What this task involves —
Drop every picture and give the entries back exactly.

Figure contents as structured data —

□ □ □ □ □

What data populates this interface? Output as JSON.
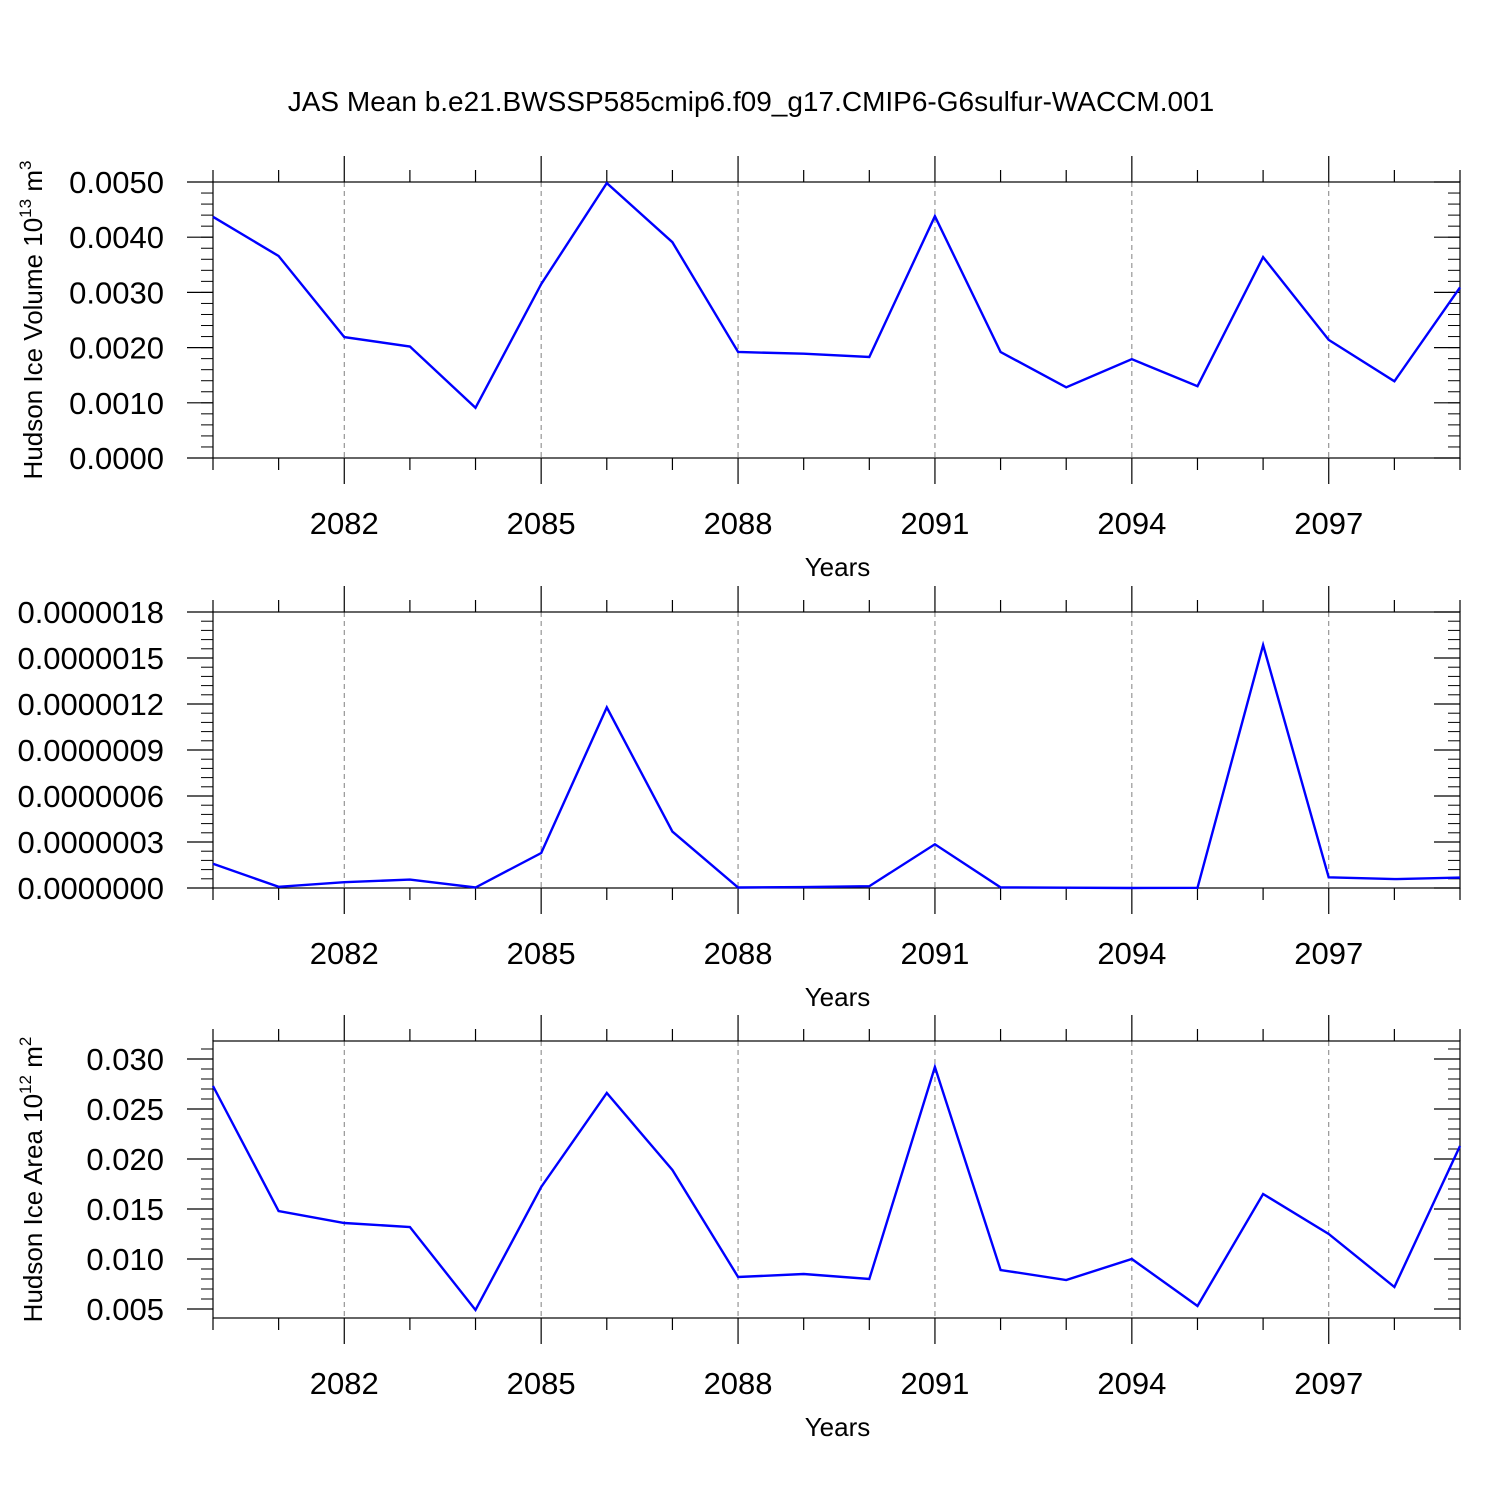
{
  "figure": {
    "title": "JAS Mean b.e21.BWSSP585cmip6.f09_g17.CMIP6-G6sulfur-WACCM.001"
  },
  "colors": {
    "series": "#0000ff",
    "axes": "#000000",
    "grid": "#808080"
  },
  "chart_data": [
    {
      "type": "line",
      "title": "",
      "ylabel": "Hudson Ice Volume 10",
      "ylabel_sup": "13",
      "ylabel_unit": " m",
      "ylabel_unit_sup": "3",
      "xlabel": "Years",
      "xlim": [
        2080,
        2099
      ],
      "ylim": [
        0,
        0.005
      ],
      "yticks": [
        0.0,
        0.001,
        0.002,
        0.003,
        0.004,
        0.005
      ],
      "ytick_labels": [
        "0.0000",
        "0.0010",
        "0.0020",
        "0.0030",
        "0.0040",
        "0.0050"
      ],
      "xticks": [
        2082,
        2085,
        2088,
        2091,
        2094,
        2097
      ],
      "xtick_labels": [
        "2082",
        "2085",
        "2088",
        "2091",
        "2094",
        "2097"
      ],
      "grid": "vertical dashed at labeled years",
      "x": [
        2080,
        2081,
        2082,
        2083,
        2084,
        2085,
        2086,
        2087,
        2088,
        2089,
        2090,
        2091,
        2092,
        2093,
        2094,
        2095,
        2096,
        2097,
        2098,
        2099
      ],
      "y": [
        0.00437,
        0.00366,
        0.00219,
        0.00202,
        0.00091,
        0.00315,
        0.00498,
        0.00391,
        0.00192,
        0.00189,
        0.00183,
        0.00438,
        0.00192,
        0.00128,
        0.00179,
        0.0013,
        0.00364,
        0.00214,
        0.00139,
        0.00309
      ]
    },
    {
      "type": "line",
      "title": "",
      "ylabel": "",
      "xlabel": "Years",
      "xlim": [
        2080,
        2099
      ],
      "ylim": [
        0,
        1.8e-06
      ],
      "yticks": [
        0.0,
        3e-07,
        6e-07,
        9e-07,
        1.2e-06,
        1.5e-06,
        1.8e-06
      ],
      "ytick_labels": [
        "0.0000000",
        "0.0000003",
        "0.0000006",
        "0.0000009",
        "0.0000012",
        "0.0000015",
        "0.0000018"
      ],
      "xticks": [
        2082,
        2085,
        2088,
        2091,
        2094,
        2097
      ],
      "xtick_labels": [
        "2082",
        "2085",
        "2088",
        "2091",
        "2094",
        "2097"
      ],
      "grid": "vertical dashed at labeled years",
      "x": [
        2080,
        2081,
        2082,
        2083,
        2084,
        2085,
        2086,
        2087,
        2088,
        2089,
        2090,
        2091,
        2092,
        2093,
        2094,
        2095,
        2096,
        2097,
        2098,
        2099
      ],
      "y": [
        1.58e-07,
        8e-09,
        3.8e-08,
        5.5e-08,
        3e-09,
        2.28e-07,
        1.178e-06,
        3.68e-07,
        3e-09,
        6e-09,
        1.2e-08,
        2.85e-07,
        4e-09,
        2e-09,
        0.0,
        1e-09,
        1.585e-06,
        7e-08,
        5.8e-08,
        6.8e-08
      ]
    },
    {
      "type": "line",
      "title": "",
      "ylabel": "Hudson Ice Area 10",
      "ylabel_sup": "12",
      "ylabel_unit": " m",
      "ylabel_unit_sup": "2",
      "xlabel": "Years",
      "xlim": [
        2080,
        2099
      ],
      "ylim": [
        0.0041,
        0.0318
      ],
      "yticks": [
        0.005,
        0.01,
        0.015,
        0.02,
        0.025,
        0.03
      ],
      "ytick_labels": [
        "0.005",
        "0.010",
        "0.015",
        "0.020",
        "0.025",
        "0.030"
      ],
      "xticks": [
        2082,
        2085,
        2088,
        2091,
        2094,
        2097
      ],
      "xtick_labels": [
        "2082",
        "2085",
        "2088",
        "2091",
        "2094",
        "2097"
      ],
      "grid": "vertical dashed at labeled years",
      "x": [
        2080,
        2081,
        2082,
        2083,
        2084,
        2085,
        2086,
        2087,
        2088,
        2089,
        2090,
        2091,
        2092,
        2093,
        2094,
        2095,
        2096,
        2097,
        2098,
        2099
      ],
      "y": [
        0.0273,
        0.0148,
        0.0136,
        0.0132,
        0.0049,
        0.0172,
        0.0266,
        0.0189,
        0.0082,
        0.0085,
        0.008,
        0.0292,
        0.0089,
        0.0079,
        0.01,
        0.0053,
        0.0165,
        0.0125,
        0.0072,
        0.0213
      ]
    }
  ]
}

□ □ □ □ □

Response below —
What data populates this interface? Output as JSON.
{
  "figure": {
    "title": "JAS Mean b.e21.BWSSP585cmip6.f09_g17.CMIP6-G6sulfur-WACCM.001"
  },
  "colors": {
    "series": "#0000ff",
    "axes": "#000000",
    "grid": "#808080"
  },
  "chart_data": [
    {
      "type": "line",
      "title": "",
      "ylabel": "Hudson Ice Volume 10",
      "ylabel_sup": "13",
      "ylabel_unit": " m",
      "ylabel_unit_sup": "3",
      "xlabel": "Years",
      "xlim": [
        2080,
        2099
      ],
      "ylim": [
        0,
        0.005
      ],
      "yticks": [
        0.0,
        0.001,
        0.002,
        0.003,
        0.004,
        0.005
      ],
      "ytick_labels": [
        "0.0000",
        "0.0010",
        "0.0020",
        "0.0030",
        "0.0040",
        "0.0050"
      ],
      "xticks": [
        2082,
        2085,
        2088,
        2091,
        2094,
        2097
      ],
      "xtick_labels": [
        "2082",
        "2085",
        "2088",
        "2091",
        "2094",
        "2097"
      ],
      "grid": "vertical dashed at labeled years",
      "x": [
        2080,
        2081,
        2082,
        2083,
        2084,
        2085,
        2086,
        2087,
        2088,
        2089,
        2090,
        2091,
        2092,
        2093,
        2094,
        2095,
        2096,
        2097,
        2098,
        2099
      ],
      "y": [
        0.00437,
        0.00366,
        0.00219,
        0.00202,
        0.00091,
        0.00315,
        0.00498,
        0.00391,
        0.00192,
        0.00189,
        0.00183,
        0.00438,
        0.00192,
        0.00128,
        0.00179,
        0.0013,
        0.00364,
        0.00214,
        0.00139,
        0.00309
      ]
    },
    {
      "type": "line",
      "title": "",
      "ylabel": "",
      "xlabel": "Years",
      "xlim": [
        2080,
        2099
      ],
      "ylim": [
        0,
        1.8e-06
      ],
      "yticks": [
        0.0,
        3e-07,
        6e-07,
        9e-07,
        1.2e-06,
        1.5e-06,
        1.8e-06
      ],
      "ytick_labels": [
        "0.0000000",
        "0.0000003",
        "0.0000006",
        "0.0000009",
        "0.0000012",
        "0.0000015",
        "0.0000018"
      ],
      "xticks": [
        2082,
        2085,
        2088,
        2091,
        2094,
        2097
      ],
      "xtick_labels": [
        "2082",
        "2085",
        "2088",
        "2091",
        "2094",
        "2097"
      ],
      "grid": "vertical dashed at labeled years",
      "x": [
        2080,
        2081,
        2082,
        2083,
        2084,
        2085,
        2086,
        2087,
        2088,
        2089,
        2090,
        2091,
        2092,
        2093,
        2094,
        2095,
        2096,
        2097,
        2098,
        2099
      ],
      "y": [
        1.58e-07,
        8e-09,
        3.8e-08,
        5.5e-08,
        3e-09,
        2.28e-07,
        1.178e-06,
        3.68e-07,
        3e-09,
        6e-09,
        1.2e-08,
        2.85e-07,
        4e-09,
        2e-09,
        0.0,
        1e-09,
        1.585e-06,
        7e-08,
        5.8e-08,
        6.8e-08
      ]
    },
    {
      "type": "line",
      "title": "",
      "ylabel": "Hudson Ice Area 10",
      "ylabel_sup": "12",
      "ylabel_unit": " m",
      "ylabel_unit_sup": "2",
      "xlabel": "Years",
      "xlim": [
        2080,
        2099
      ],
      "ylim": [
        0.0041,
        0.0318
      ],
      "yticks": [
        0.005,
        0.01,
        0.015,
        0.02,
        0.025,
        0.03
      ],
      "ytick_labels": [
        "0.005",
        "0.010",
        "0.015",
        "0.020",
        "0.025",
        "0.030"
      ],
      "xticks": [
        2082,
        2085,
        2088,
        2091,
        2094,
        2097
      ],
      "xtick_labels": [
        "2082",
        "2085",
        "2088",
        "2091",
        "2094",
        "2097"
      ],
      "grid": "vertical dashed at labeled years",
      "x": [
        2080,
        2081,
        2082,
        2083,
        2084,
        2085,
        2086,
        2087,
        2088,
        2089,
        2090,
        2091,
        2092,
        2093,
        2094,
        2095,
        2096,
        2097,
        2098,
        2099
      ],
      "y": [
        0.0273,
        0.0148,
        0.0136,
        0.0132,
        0.0049,
        0.0172,
        0.0266,
        0.0189,
        0.0082,
        0.0085,
        0.008,
        0.0292,
        0.0089,
        0.0079,
        0.01,
        0.0053,
        0.0165,
        0.0125,
        0.0072,
        0.0213
      ]
    }
  ]
}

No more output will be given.